## Task to carry out:
Copy the lines that follow, keeping every character the same.

## BEGIN Material for this task

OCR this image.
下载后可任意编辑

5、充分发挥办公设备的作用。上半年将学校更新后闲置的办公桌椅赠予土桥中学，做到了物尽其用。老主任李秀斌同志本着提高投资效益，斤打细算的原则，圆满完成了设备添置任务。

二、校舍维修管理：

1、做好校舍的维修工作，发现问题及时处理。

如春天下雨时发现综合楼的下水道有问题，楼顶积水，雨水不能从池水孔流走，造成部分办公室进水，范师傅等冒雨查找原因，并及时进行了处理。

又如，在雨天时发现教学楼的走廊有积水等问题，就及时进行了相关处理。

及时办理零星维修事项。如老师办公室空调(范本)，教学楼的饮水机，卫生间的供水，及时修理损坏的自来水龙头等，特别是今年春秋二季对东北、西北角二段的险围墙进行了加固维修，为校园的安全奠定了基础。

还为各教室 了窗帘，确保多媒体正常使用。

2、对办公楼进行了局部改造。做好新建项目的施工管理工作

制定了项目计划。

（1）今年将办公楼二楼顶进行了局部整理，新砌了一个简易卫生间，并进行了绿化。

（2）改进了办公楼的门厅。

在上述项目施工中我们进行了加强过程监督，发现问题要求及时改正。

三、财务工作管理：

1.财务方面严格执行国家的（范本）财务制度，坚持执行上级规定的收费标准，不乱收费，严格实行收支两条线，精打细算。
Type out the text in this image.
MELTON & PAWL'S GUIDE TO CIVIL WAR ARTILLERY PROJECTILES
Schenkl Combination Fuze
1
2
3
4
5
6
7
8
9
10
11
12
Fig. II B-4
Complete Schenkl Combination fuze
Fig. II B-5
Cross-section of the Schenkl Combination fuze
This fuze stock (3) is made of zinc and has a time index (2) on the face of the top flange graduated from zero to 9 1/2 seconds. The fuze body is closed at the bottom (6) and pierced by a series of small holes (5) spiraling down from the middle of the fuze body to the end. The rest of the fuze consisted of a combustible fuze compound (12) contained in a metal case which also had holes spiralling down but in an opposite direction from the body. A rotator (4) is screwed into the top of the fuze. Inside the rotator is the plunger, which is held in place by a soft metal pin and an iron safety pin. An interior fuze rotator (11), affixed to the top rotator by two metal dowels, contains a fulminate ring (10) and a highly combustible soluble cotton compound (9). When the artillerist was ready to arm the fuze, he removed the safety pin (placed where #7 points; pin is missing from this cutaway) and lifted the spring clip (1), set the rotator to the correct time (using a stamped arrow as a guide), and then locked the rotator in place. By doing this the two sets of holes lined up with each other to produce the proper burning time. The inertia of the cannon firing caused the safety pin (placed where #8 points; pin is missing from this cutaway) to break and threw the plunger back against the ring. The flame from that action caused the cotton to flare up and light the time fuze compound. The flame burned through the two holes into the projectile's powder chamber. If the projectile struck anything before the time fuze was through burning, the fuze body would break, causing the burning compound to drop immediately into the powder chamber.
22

## END Material for this task

## Output of the task:
OCR this image.
下载后可任意编辑

5、充分发挥办公设备的作用。上半年将学校更新后闲置的办公桌椅赠予土桥中学，做到了物尽其用。老主任李秀斌同志本着提高投资效益，斤打细算的原则，圆满完成了设备添置任务。

二、校舍维修管理：

1、做好校舍的维修工作，发现问题及时处理。

如春天下雨时发现综合楼的下水道有问题，楼顶积水，雨水不能从池水孔流走，造成部分办公室进水，范师傅等冒雨查找原因，并及时进行了处理。

又如，在雨天时发现教学楼的走廊有积水等问题，就及时进行了相关处理。

及时办理零星维修事项。如老师办公室空调(范本)，教学楼的饮水机，卫生间的供水，及时修理损坏的自来水龙头等，特别是今年春秋二季对东北、西北角二段的险围墙进行了加固维修，为校园的安全奠定了基础。

还为各教室 了窗帘，确保多媒体正常使用。

2、对办公楼进行了局部改造。做好新建项目的施工管理工作

制定了项目计划。

（1）今年将办公楼二楼顶进行了局部整理，新砌了一个简易卫生间，并进行了绿化。

（2）改进了办公楼的门厅。

在上述项目施工中我们进行了加强过程监督，发现问题要求及时改正。

三、财务工作管理：

1.财务方面严格执行国家的（范本）财务制度，坚持执行上级规定的收费标准，不乱收费，严格实行收支两条线，精打细算。
Type out the text in this image.
MELTON & PAWL'S GUIDE TO CIVIL WAR ARTILLERY PROJECTILES
Schenkl Combination Fuze
1
2
3
4
5
6
7
8
9
10
11
12
Fig. II B-4
Complete Schenkl Combination fuze
Fig. II B-5
Cross-section of the Schenkl Combination fuze
This fuze stock (3) is made of zinc and has a time index (2) on the face of the top flange graduated from zero to 9 1/2 seconds. The fuze body is closed at the bottom (6) and pierced by a series of small holes (5) spiraling down from the middle of the fuze body to the end. The rest of the fuze consisted of a combustible fuze compound (12) contained in a metal case which also had holes spiralling down but in an opposite direction from the body. A rotator (4) is screwed into the top of the fuze. Inside the rotator is the plunger, which is held in place by a soft metal pin and an iron safety pin. An interior fuze rotator (11), affixed to the top rotator by two metal dowels, contains a fulminate ring (10) and a highly combustible soluble cotton compound (9). When the artillerist was ready to arm the fuze, he removed the safety pin (placed where #7 points; pin is missing from this cutaway) and lifted the spring clip (1), set the rotator to the correct time (using a stamped arrow as a guide), and then locked the rotator in place. By doing this the two sets of holes lined up with each other to produce the proper burning time. The inertia of the cannon firing caused the safety pin (placed where #8 points; pin is missing from this cutaway) to break and threw the plunger back against the ring. The flame from that action caused the cotton to flare up and light the time fuze compound. The flame burned through the two holes into the projectile's powder chamber. If the projectile struck anything before the time fuze was through burning, the fuze body would break, causing the burning compound to drop immediately into the powder chamber.
22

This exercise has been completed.